> **Required task**: Show every line below where "requisitos" can be found.

Records contained in a dataset:
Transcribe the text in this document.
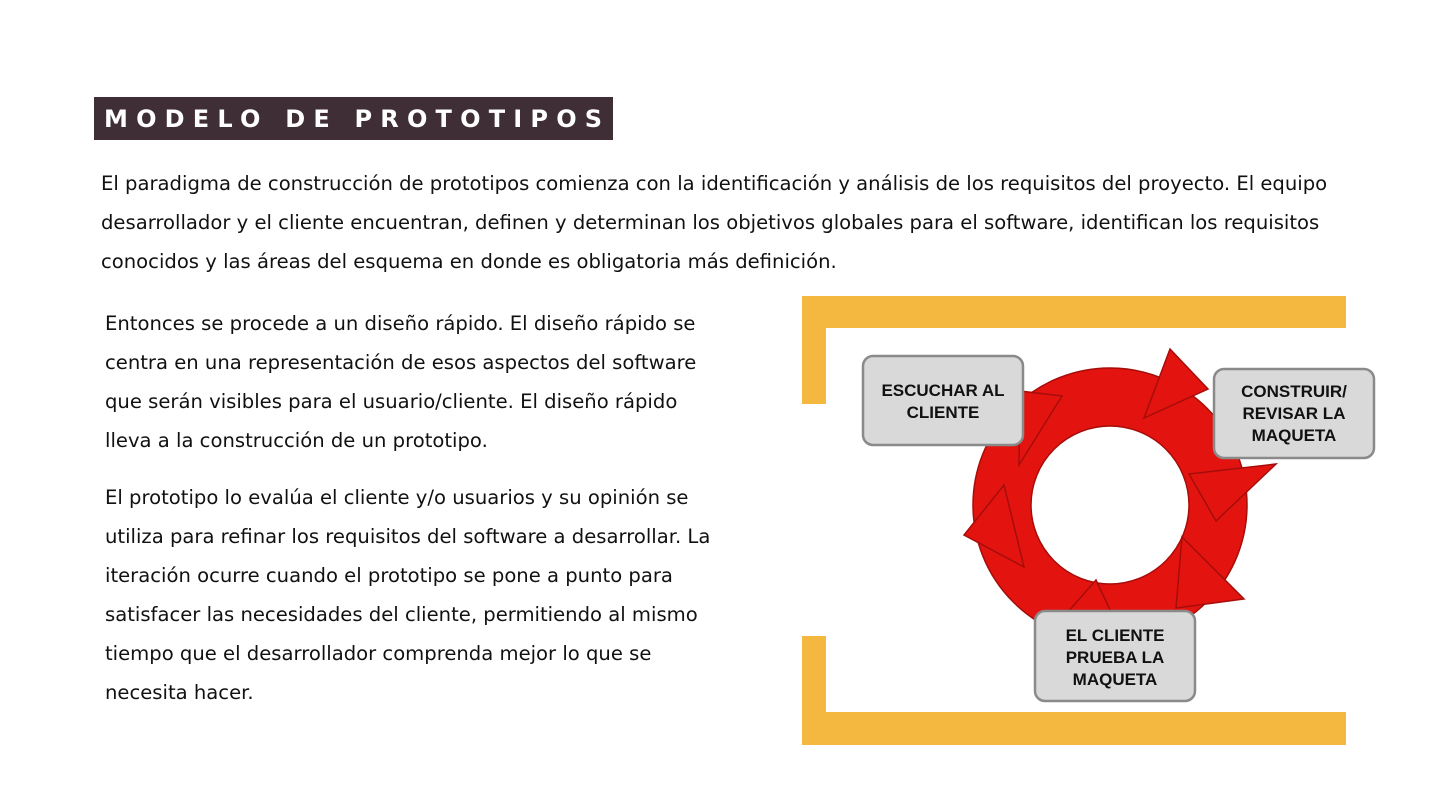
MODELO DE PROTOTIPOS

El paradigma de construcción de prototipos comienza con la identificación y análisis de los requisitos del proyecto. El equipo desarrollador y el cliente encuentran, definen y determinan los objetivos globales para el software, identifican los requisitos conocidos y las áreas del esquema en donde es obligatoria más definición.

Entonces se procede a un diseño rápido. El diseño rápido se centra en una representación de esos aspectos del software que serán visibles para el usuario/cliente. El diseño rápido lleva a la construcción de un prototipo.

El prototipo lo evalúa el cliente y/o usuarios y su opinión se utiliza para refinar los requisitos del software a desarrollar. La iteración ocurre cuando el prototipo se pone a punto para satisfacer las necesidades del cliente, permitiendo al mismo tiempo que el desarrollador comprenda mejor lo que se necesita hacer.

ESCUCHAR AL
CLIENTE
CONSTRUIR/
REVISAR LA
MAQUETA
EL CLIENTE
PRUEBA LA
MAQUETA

==

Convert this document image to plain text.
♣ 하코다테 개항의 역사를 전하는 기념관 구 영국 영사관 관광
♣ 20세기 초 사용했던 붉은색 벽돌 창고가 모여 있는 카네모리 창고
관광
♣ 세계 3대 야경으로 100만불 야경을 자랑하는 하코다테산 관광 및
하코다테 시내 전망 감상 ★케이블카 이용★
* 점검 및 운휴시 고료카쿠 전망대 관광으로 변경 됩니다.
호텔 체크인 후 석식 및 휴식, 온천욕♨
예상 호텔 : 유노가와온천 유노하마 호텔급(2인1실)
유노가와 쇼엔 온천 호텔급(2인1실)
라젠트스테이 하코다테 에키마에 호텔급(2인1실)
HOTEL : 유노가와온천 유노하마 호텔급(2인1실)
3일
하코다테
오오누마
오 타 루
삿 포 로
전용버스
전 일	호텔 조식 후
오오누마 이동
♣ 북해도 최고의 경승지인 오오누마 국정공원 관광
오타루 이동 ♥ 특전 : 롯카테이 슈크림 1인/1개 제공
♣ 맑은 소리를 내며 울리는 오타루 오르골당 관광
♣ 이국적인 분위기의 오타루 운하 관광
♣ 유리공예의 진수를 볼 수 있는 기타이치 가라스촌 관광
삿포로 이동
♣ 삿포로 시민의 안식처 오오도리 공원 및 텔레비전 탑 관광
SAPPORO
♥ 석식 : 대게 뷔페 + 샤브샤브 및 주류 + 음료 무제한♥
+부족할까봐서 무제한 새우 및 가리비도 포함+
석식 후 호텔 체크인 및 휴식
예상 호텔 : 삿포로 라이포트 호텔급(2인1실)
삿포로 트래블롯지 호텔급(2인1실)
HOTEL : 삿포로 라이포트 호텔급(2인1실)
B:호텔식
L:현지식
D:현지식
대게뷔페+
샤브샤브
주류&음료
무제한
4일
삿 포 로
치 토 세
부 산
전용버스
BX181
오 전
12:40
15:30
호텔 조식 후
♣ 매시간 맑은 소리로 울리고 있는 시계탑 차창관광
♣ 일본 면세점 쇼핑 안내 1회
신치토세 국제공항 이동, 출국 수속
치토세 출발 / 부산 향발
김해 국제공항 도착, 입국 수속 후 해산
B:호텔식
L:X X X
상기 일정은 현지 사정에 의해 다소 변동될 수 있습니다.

...

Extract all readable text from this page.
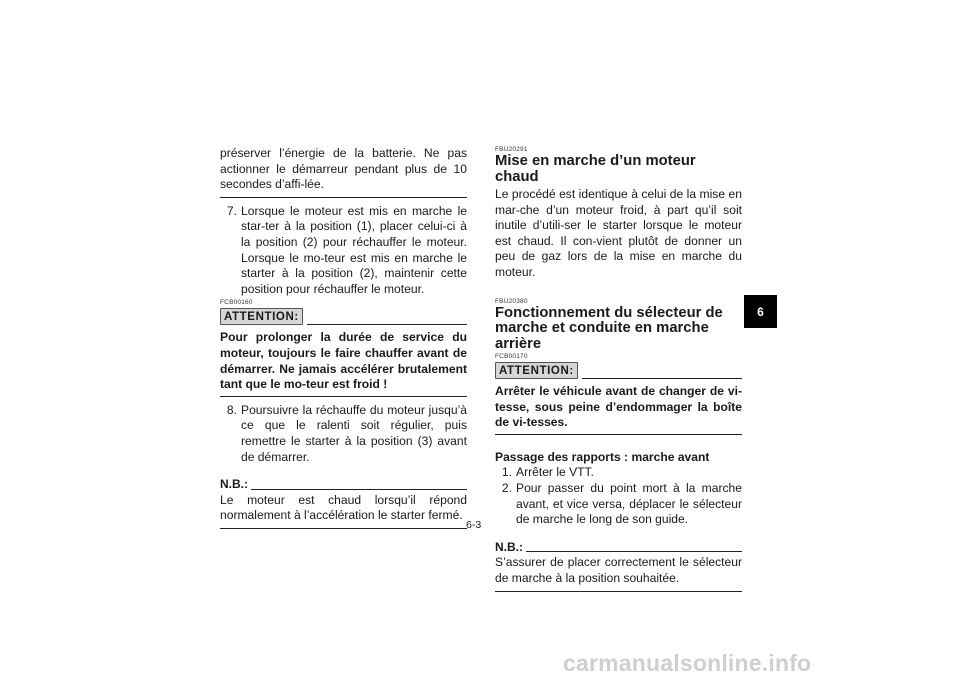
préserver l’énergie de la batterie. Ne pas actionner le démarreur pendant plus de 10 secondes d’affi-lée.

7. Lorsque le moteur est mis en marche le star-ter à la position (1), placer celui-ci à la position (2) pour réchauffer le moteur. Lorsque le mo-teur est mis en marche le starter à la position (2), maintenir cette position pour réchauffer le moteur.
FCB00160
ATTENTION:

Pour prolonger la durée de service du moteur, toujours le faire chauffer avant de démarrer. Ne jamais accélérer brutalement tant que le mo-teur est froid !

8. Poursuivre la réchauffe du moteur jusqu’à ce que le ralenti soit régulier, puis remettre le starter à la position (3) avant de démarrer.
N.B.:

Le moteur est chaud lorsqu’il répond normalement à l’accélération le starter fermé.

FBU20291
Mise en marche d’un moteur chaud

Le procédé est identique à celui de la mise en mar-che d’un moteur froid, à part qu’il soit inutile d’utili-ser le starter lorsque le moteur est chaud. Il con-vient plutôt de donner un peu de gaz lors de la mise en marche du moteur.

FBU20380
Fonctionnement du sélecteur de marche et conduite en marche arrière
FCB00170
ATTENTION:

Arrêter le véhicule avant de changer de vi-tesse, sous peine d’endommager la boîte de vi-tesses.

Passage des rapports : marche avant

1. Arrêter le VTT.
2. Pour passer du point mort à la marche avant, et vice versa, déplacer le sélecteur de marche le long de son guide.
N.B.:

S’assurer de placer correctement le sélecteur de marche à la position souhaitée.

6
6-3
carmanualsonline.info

> **Final answer**:
El paradigma de construcción de prototipos comienza con la identificación y análisis de los requisitos del proyecto. El equipo desarrollador y el cliente encuentran, definen y determinan los objetivos globales para el software, identifican los requisitos conocidos y las áreas del esquema en donde es obligatoria más definición.
El prototipo lo evalúa el cliente y/o usuarios y su opinión se utiliza para refinar los requisitos del software a desarrollar. La iteración ocurre cuando el prototipo se pone a punto para satisfacer las necesidades del cliente, permitiendo al mismo tiempo que el desarrollador comprenda mejor lo que se necesita hacer.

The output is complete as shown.